§ **Exercise**
Repeat the listing that follows, character for character, minus the pictures.

Collected data entries

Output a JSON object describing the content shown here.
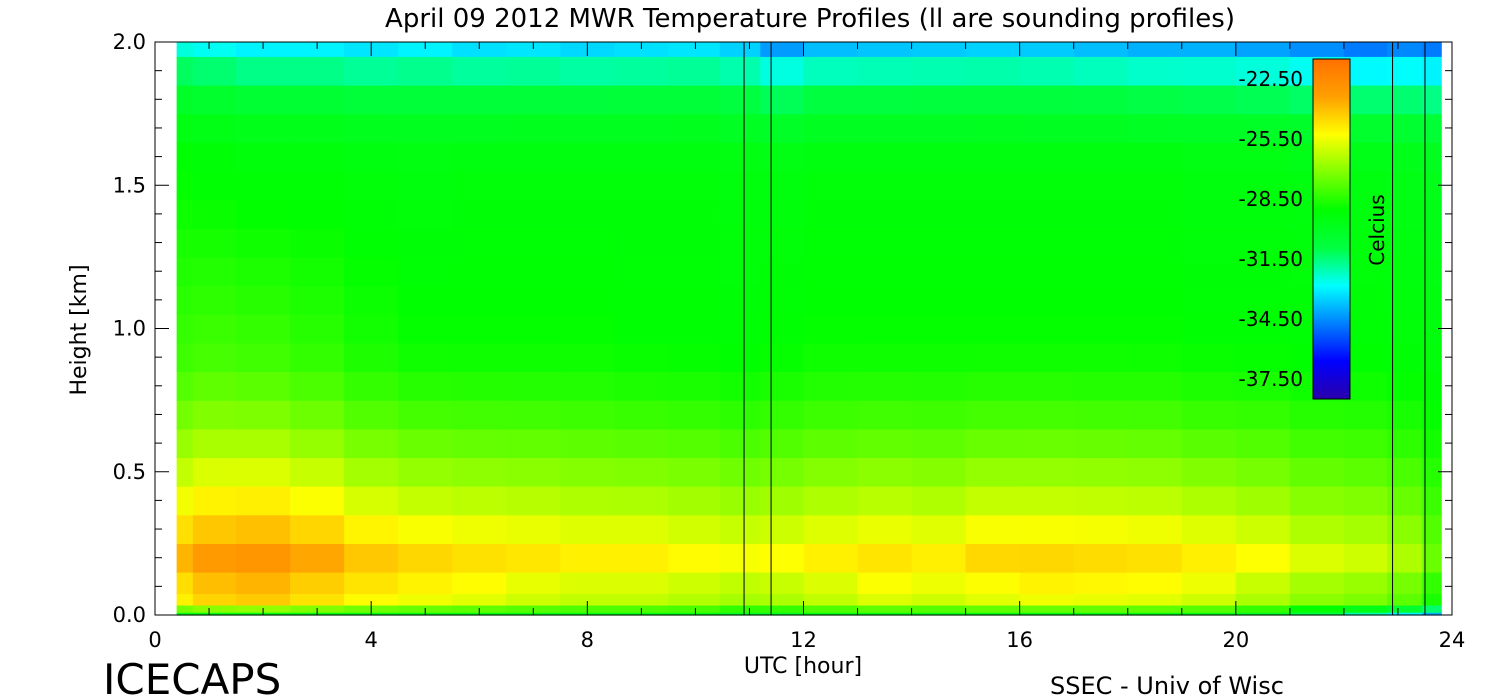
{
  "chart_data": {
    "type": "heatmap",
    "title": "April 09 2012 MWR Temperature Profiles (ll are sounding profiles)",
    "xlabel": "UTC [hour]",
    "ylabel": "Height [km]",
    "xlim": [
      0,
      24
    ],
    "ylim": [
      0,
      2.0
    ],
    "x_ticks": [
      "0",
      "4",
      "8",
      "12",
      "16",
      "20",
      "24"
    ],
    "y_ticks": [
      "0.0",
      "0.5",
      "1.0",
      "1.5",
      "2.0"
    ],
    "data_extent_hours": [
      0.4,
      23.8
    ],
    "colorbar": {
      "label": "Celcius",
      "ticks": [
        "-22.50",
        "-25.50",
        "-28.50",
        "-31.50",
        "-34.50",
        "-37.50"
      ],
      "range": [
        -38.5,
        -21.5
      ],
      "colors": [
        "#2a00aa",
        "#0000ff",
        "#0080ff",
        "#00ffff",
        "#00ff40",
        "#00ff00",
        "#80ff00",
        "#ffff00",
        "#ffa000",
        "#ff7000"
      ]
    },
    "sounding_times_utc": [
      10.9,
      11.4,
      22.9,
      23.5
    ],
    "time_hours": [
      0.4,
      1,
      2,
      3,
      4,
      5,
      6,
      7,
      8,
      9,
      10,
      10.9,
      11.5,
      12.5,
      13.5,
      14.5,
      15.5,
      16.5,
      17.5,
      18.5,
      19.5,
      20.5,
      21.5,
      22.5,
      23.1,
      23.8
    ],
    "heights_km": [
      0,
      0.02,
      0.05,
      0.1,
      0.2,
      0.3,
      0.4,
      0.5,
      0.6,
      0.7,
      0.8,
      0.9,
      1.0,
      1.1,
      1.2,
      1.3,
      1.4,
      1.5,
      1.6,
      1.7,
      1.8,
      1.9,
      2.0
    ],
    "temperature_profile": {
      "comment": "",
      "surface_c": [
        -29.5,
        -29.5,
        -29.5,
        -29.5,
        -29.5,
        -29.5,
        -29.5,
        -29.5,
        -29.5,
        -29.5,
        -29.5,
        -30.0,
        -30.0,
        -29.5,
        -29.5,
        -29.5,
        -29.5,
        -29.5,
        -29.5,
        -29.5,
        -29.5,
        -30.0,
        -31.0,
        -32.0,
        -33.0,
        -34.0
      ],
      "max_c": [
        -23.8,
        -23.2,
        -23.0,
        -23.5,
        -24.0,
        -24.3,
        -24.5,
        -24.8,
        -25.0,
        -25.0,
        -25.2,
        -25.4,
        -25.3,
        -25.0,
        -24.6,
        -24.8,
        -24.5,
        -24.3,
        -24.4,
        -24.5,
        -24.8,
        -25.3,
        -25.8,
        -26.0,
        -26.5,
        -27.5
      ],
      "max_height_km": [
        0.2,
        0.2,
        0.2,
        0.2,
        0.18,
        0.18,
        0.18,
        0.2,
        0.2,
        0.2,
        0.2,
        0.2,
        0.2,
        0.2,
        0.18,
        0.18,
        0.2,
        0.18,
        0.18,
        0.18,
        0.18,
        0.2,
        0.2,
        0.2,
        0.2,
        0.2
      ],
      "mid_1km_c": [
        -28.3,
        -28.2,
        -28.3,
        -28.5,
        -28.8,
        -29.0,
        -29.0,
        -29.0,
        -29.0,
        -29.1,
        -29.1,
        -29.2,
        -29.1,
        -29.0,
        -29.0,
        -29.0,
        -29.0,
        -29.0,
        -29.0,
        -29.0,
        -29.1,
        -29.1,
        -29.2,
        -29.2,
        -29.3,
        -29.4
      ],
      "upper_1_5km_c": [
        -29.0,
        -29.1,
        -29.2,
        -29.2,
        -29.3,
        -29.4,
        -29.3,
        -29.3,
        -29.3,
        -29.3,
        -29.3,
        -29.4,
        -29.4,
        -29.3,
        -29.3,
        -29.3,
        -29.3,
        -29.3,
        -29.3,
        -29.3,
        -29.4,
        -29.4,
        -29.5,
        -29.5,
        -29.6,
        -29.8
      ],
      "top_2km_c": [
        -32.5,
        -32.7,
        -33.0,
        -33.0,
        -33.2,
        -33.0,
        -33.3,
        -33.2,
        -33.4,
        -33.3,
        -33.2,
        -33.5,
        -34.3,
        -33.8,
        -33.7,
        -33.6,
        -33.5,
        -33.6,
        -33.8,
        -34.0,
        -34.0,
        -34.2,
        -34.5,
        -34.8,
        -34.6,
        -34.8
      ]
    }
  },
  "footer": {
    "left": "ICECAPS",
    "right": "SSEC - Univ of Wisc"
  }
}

§ **Response to this task**
Output a JSON object describing the content shown here.
{
  "chart_data": {
    "type": "heatmap",
    "title": "April 09 2012 MWR Temperature Profiles (ll are sounding profiles)",
    "xlabel": "UTC [hour]",
    "ylabel": "Height [km]",
    "xlim": [
      0,
      24
    ],
    "ylim": [
      0,
      2.0
    ],
    "x_ticks": [
      "0",
      "4",
      "8",
      "12",
      "16",
      "20",
      "24"
    ],
    "y_ticks": [
      "0.0",
      "0.5",
      "1.0",
      "1.5",
      "2.0"
    ],
    "data_extent_hours": [
      0.4,
      23.8
    ],
    "colorbar": {
      "label": "Celcius",
      "ticks": [
        "-22.50",
        "-25.50",
        "-28.50",
        "-31.50",
        "-34.50",
        "-37.50"
      ],
      "range": [
        -38.5,
        -21.5
      ],
      "colors": [
        "#2a00aa",
        "#0000ff",
        "#0080ff",
        "#00ffff",
        "#00ff40",
        "#00ff00",
        "#80ff00",
        "#ffff00",
        "#ffa000",
        "#ff7000"
      ]
    },
    "sounding_times_utc": [
      10.9,
      11.4,
      22.9,
      23.5
    ],
    "time_hours": [
      0.4,
      1,
      2,
      3,
      4,
      5,
      6,
      7,
      8,
      9,
      10,
      10.9,
      11.5,
      12.5,
      13.5,
      14.5,
      15.5,
      16.5,
      17.5,
      18.5,
      19.5,
      20.5,
      21.5,
      22.5,
      23.1,
      23.8
    ],
    "heights_km": [
      0,
      0.02,
      0.05,
      0.1,
      0.2,
      0.3,
      0.4,
      0.5,
      0.6,
      0.7,
      0.8,
      0.9,
      1.0,
      1.1,
      1.2,
      1.3,
      1.4,
      1.5,
      1.6,
      1.7,
      1.8,
      1.9,
      2.0
    ],
    "temperature_profile": {
      "comment": "",
      "surface_c": [
        -29.5,
        -29.5,
        -29.5,
        -29.5,
        -29.5,
        -29.5,
        -29.5,
        -29.5,
        -29.5,
        -29.5,
        -29.5,
        -30.0,
        -30.0,
        -29.5,
        -29.5,
        -29.5,
        -29.5,
        -29.5,
        -29.5,
        -29.5,
        -29.5,
        -30.0,
        -31.0,
        -32.0,
        -33.0,
        -34.0
      ],
      "max_c": [
        -23.8,
        -23.2,
        -23.0,
        -23.5,
        -24.0,
        -24.3,
        -24.5,
        -24.8,
        -25.0,
        -25.0,
        -25.2,
        -25.4,
        -25.3,
        -25.0,
        -24.6,
        -24.8,
        -24.5,
        -24.3,
        -24.4,
        -24.5,
        -24.8,
        -25.3,
        -25.8,
        -26.0,
        -26.5,
        -27.5
      ],
      "max_height_km": [
        0.2,
        0.2,
        0.2,
        0.2,
        0.18,
        0.18,
        0.18,
        0.2,
        0.2,
        0.2,
        0.2,
        0.2,
        0.2,
        0.2,
        0.18,
        0.18,
        0.2,
        0.18,
        0.18,
        0.18,
        0.18,
        0.2,
        0.2,
        0.2,
        0.2,
        0.2
      ],
      "mid_1km_c": [
        -28.3,
        -28.2,
        -28.3,
        -28.5,
        -28.8,
        -29.0,
        -29.0,
        -29.0,
        -29.0,
        -29.1,
        -29.1,
        -29.2,
        -29.1,
        -29.0,
        -29.0,
        -29.0,
        -29.0,
        -29.0,
        -29.0,
        -29.0,
        -29.1,
        -29.1,
        -29.2,
        -29.2,
        -29.3,
        -29.4
      ],
      "upper_1_5km_c": [
        -29.0,
        -29.1,
        -29.2,
        -29.2,
        -29.3,
        -29.4,
        -29.3,
        -29.3,
        -29.3,
        -29.3,
        -29.3,
        -29.4,
        -29.4,
        -29.3,
        -29.3,
        -29.3,
        -29.3,
        -29.3,
        -29.3,
        -29.3,
        -29.4,
        -29.4,
        -29.5,
        -29.5,
        -29.6,
        -29.8
      ],
      "top_2km_c": [
        -32.5,
        -32.7,
        -33.0,
        -33.0,
        -33.2,
        -33.0,
        -33.3,
        -33.2,
        -33.4,
        -33.3,
        -33.2,
        -33.5,
        -34.3,
        -33.8,
        -33.7,
        -33.6,
        -33.5,
        -33.6,
        -33.8,
        -34.0,
        -34.0,
        -34.2,
        -34.5,
        -34.8,
        -34.6,
        -34.8
      ]
    }
  },
  "footer": {
    "left": "ICECAPS",
    "right": "SSEC - Univ of Wisc"
  }
}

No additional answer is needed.